[Collection entries]
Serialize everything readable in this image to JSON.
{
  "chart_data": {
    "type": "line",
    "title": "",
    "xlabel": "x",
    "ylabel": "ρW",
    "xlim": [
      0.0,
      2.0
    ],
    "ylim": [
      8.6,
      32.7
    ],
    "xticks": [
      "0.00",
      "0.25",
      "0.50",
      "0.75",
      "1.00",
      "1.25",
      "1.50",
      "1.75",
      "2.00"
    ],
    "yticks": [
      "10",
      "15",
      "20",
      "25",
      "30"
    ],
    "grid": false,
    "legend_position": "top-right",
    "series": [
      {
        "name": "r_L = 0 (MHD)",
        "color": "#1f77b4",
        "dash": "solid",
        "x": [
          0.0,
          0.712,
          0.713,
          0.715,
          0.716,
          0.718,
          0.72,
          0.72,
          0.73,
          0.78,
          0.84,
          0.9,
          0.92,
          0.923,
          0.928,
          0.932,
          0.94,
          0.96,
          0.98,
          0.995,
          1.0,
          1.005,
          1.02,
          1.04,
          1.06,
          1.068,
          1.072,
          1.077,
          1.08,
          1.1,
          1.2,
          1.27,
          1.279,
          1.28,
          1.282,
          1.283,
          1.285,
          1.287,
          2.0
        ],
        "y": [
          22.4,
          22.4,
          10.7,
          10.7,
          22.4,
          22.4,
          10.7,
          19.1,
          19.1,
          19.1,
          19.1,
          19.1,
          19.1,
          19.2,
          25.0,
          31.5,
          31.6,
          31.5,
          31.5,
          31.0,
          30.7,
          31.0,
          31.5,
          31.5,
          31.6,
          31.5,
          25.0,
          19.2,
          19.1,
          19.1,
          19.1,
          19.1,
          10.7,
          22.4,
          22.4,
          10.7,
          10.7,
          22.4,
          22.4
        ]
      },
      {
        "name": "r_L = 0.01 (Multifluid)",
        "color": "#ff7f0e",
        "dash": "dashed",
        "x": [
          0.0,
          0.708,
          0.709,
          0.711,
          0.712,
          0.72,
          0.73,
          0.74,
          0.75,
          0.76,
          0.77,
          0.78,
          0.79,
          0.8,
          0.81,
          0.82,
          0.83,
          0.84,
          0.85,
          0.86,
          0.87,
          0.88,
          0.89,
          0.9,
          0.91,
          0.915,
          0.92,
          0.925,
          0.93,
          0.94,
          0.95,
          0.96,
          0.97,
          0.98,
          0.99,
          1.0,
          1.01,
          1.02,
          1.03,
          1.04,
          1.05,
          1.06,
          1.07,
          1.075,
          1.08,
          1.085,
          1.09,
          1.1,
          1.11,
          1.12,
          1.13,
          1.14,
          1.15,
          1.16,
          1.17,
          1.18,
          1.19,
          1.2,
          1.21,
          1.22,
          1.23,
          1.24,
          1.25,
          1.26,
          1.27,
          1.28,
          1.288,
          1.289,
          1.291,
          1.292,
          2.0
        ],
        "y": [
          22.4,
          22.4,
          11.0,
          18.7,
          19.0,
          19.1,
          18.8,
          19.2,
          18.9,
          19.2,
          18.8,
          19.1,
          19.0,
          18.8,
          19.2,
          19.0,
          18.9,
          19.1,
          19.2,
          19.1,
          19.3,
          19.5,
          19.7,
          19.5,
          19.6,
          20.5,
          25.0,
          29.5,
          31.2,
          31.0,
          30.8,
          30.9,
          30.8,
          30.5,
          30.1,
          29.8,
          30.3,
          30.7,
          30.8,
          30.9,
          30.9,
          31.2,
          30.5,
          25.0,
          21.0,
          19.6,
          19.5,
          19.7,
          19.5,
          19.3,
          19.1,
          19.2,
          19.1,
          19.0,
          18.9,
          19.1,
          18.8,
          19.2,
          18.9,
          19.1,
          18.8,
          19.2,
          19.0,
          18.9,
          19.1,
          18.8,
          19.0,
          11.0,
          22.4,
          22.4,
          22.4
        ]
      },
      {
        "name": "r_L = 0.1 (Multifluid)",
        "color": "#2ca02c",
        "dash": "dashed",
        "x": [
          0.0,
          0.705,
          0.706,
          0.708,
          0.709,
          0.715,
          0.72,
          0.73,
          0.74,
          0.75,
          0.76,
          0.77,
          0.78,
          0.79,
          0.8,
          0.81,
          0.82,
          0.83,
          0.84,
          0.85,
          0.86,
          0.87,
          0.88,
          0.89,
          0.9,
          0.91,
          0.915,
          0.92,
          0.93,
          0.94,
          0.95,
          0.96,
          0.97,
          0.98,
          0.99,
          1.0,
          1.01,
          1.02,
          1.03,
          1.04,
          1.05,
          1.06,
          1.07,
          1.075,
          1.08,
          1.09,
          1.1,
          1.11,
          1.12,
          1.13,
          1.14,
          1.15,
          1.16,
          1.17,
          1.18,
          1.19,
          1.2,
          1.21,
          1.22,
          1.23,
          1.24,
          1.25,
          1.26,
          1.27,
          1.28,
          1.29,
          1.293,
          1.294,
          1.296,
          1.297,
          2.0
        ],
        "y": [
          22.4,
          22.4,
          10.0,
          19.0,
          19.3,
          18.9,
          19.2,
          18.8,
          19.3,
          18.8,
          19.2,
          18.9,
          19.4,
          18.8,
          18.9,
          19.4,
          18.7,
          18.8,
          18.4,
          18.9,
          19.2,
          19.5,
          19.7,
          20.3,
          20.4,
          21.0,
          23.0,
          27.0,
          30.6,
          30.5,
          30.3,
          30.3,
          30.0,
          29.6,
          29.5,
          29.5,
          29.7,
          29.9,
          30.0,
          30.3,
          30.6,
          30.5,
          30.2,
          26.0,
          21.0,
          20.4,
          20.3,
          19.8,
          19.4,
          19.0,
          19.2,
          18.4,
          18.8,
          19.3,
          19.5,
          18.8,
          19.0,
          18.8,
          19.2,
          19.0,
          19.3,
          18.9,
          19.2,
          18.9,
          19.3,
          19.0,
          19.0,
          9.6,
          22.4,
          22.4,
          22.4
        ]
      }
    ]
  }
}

Problem to work on:
Please reproduce every line of the material word for word.

Task response:
Serialize everything readable in this image to JSON.
{
  "chart_data": {
    "type": "line",
    "title": "",
    "xlabel": "x",
    "ylabel": "ρW",
    "xlim": [
      0.0,
      2.0
    ],
    "ylim": [
      8.6,
      32.7
    ],
    "xticks": [
      "0.00",
      "0.25",
      "0.50",
      "0.75",
      "1.00",
      "1.25",
      "1.50",
      "1.75",
      "2.00"
    ],
    "yticks": [
      "10",
      "15",
      "20",
      "25",
      "30"
    ],
    "grid": false,
    "legend_position": "top-right",
    "series": [
      {
        "name": "r_L = 0 (MHD)",
        "color": "#1f77b4",
        "dash": "solid",
        "x": [
          0.0,
          0.712,
          0.713,
          0.715,
          0.716,
          0.718,
          0.72,
          0.72,
          0.73,
          0.78,
          0.84,
          0.9,
          0.92,
          0.923,
          0.928,
          0.932,
          0.94,
          0.96,
          0.98,
          0.995,
          1.0,
          1.005,
          1.02,
          1.04,
          1.06,
          1.068,
          1.072,
          1.077,
          1.08,
          1.1,
          1.2,
          1.27,
          1.279,
          1.28,
          1.282,
          1.283,
          1.285,
          1.287,
          2.0
        ],
        "y": [
          22.4,
          22.4,
          10.7,
          10.7,
          22.4,
          22.4,
          10.7,
          19.1,
          19.1,
          19.1,
          19.1,
          19.1,
          19.1,
          19.2,
          25.0,
          31.5,
          31.6,
          31.5,
          31.5,
          31.0,
          30.7,
          31.0,
          31.5,
          31.5,
          31.6,
          31.5,
          25.0,
          19.2,
          19.1,
          19.1,
          19.1,
          19.1,
          10.7,
          22.4,
          22.4,
          10.7,
          10.7,
          22.4,
          22.4
        ]
      },
      {
        "name": "r_L = 0.01 (Multifluid)",
        "color": "#ff7f0e",
        "dash": "dashed",
        "x": [
          0.0,
          0.708,
          0.709,
          0.711,
          0.712,
          0.72,
          0.73,
          0.74,
          0.75,
          0.76,
          0.77,
          0.78,
          0.79,
          0.8,
          0.81,
          0.82,
          0.83,
          0.84,
          0.85,
          0.86,
          0.87,
          0.88,
          0.89,
          0.9,
          0.91,
          0.915,
          0.92,
          0.925,
          0.93,
          0.94,
          0.95,
          0.96,
          0.97,
          0.98,
          0.99,
          1.0,
          1.01,
          1.02,
          1.03,
          1.04,
          1.05,
          1.06,
          1.07,
          1.075,
          1.08,
          1.085,
          1.09,
          1.1,
          1.11,
          1.12,
          1.13,
          1.14,
          1.15,
          1.16,
          1.17,
          1.18,
          1.19,
          1.2,
          1.21,
          1.22,
          1.23,
          1.24,
          1.25,
          1.26,
          1.27,
          1.28,
          1.288,
          1.289,
          1.291,
          1.292,
          2.0
        ],
        "y": [
          22.4,
          22.4,
          11.0,
          18.7,
          19.0,
          19.1,
          18.8,
          19.2,
          18.9,
          19.2,
          18.8,
          19.1,
          19.0,
          18.8,
          19.2,
          19.0,
          18.9,
          19.1,
          19.2,
          19.1,
          19.3,
          19.5,
          19.7,
          19.5,
          19.6,
          20.5,
          25.0,
          29.5,
          31.2,
          31.0,
          30.8,
          30.9,
          30.8,
          30.5,
          30.1,
          29.8,
          30.3,
          30.7,
          30.8,
          30.9,
          30.9,
          31.2,
          30.5,
          25.0,
          21.0,
          19.6,
          19.5,
          19.7,
          19.5,
          19.3,
          19.1,
          19.2,
          19.1,
          19.0,
          18.9,
          19.1,
          18.8,
          19.2,
          18.9,
          19.1,
          18.8,
          19.2,
          19.0,
          18.9,
          19.1,
          18.8,
          19.0,
          11.0,
          22.4,
          22.4,
          22.4
        ]
      },
      {
        "name": "r_L = 0.1 (Multifluid)",
        "color": "#2ca02c",
        "dash": "dashed",
        "x": [
          0.0,
          0.705,
          0.706,
          0.708,
          0.709,
          0.715,
          0.72,
          0.73,
          0.74,
          0.75,
          0.76,
          0.77,
          0.78,
          0.79,
          0.8,
          0.81,
          0.82,
          0.83,
          0.84,
          0.85,
          0.86,
          0.87,
          0.88,
          0.89,
          0.9,
          0.91,
          0.915,
          0.92,
          0.93,
          0.94,
          0.95,
          0.96,
          0.97,
          0.98,
          0.99,
          1.0,
          1.01,
          1.02,
          1.03,
          1.04,
          1.05,
          1.06,
          1.07,
          1.075,
          1.08,
          1.09,
          1.1,
          1.11,
          1.12,
          1.13,
          1.14,
          1.15,
          1.16,
          1.17,
          1.18,
          1.19,
          1.2,
          1.21,
          1.22,
          1.23,
          1.24,
          1.25,
          1.26,
          1.27,
          1.28,
          1.29,
          1.293,
          1.294,
          1.296,
          1.297,
          2.0
        ],
        "y": [
          22.4,
          22.4,
          10.0,
          19.0,
          19.3,
          18.9,
          19.2,
          18.8,
          19.3,
          18.8,
          19.2,
          18.9,
          19.4,
          18.8,
          18.9,
          19.4,
          18.7,
          18.8,
          18.4,
          18.9,
          19.2,
          19.5,
          19.7,
          20.3,
          20.4,
          21.0,
          23.0,
          27.0,
          30.6,
          30.5,
          30.3,
          30.3,
          30.0,
          29.6,
          29.5,
          29.5,
          29.7,
          29.9,
          30.0,
          30.3,
          30.6,
          30.5,
          30.2,
          26.0,
          21.0,
          20.4,
          20.3,
          19.8,
          19.4,
          19.0,
          19.2,
          18.4,
          18.8,
          19.3,
          19.5,
          18.8,
          19.0,
          18.8,
          19.2,
          19.0,
          19.3,
          18.9,
          19.2,
          18.9,
          19.3,
          19.0,
          19.0,
          9.6,
          22.4,
          22.4,
          22.4
        ]
      }
    ]
  }
}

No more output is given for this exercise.